* Begin Dataset extract *

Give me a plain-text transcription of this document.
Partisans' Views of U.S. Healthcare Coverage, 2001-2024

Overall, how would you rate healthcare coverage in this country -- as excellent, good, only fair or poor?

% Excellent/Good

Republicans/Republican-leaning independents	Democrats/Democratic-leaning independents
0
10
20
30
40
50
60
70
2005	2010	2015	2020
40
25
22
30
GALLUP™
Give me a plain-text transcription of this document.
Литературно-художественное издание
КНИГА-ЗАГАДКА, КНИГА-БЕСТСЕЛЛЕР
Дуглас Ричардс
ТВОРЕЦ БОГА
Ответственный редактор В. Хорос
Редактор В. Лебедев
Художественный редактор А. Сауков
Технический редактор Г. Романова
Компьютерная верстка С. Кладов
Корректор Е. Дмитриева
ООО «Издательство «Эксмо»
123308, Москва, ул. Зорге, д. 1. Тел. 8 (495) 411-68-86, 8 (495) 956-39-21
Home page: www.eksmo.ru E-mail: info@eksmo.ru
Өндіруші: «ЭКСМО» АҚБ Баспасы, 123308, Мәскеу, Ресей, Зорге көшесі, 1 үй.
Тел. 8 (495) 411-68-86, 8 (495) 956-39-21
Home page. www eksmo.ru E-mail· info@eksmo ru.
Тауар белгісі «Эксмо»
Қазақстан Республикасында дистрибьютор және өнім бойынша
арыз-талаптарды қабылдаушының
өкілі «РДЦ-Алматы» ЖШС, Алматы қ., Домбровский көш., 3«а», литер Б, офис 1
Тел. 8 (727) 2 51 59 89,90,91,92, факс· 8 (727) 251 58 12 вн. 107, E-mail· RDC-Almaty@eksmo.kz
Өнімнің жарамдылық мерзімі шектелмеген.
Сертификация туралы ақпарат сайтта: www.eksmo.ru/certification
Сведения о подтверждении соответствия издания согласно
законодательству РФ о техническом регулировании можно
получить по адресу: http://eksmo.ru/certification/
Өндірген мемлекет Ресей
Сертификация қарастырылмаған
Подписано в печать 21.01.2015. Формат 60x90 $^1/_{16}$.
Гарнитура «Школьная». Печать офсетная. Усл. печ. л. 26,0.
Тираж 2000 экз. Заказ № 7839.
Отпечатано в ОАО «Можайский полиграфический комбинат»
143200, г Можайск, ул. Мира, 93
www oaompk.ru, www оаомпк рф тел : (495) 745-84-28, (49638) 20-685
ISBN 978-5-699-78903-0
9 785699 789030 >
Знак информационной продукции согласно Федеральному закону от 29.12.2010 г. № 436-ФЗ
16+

* End Dataset extract *

### Description of the task
Extract each line holding the word "Home" from the records.

### Task response
Home page: www.eksmo.ru E-mail: info@eksmo.ru
Home page. www eksmo.ru E-mail· info@eksmo ru.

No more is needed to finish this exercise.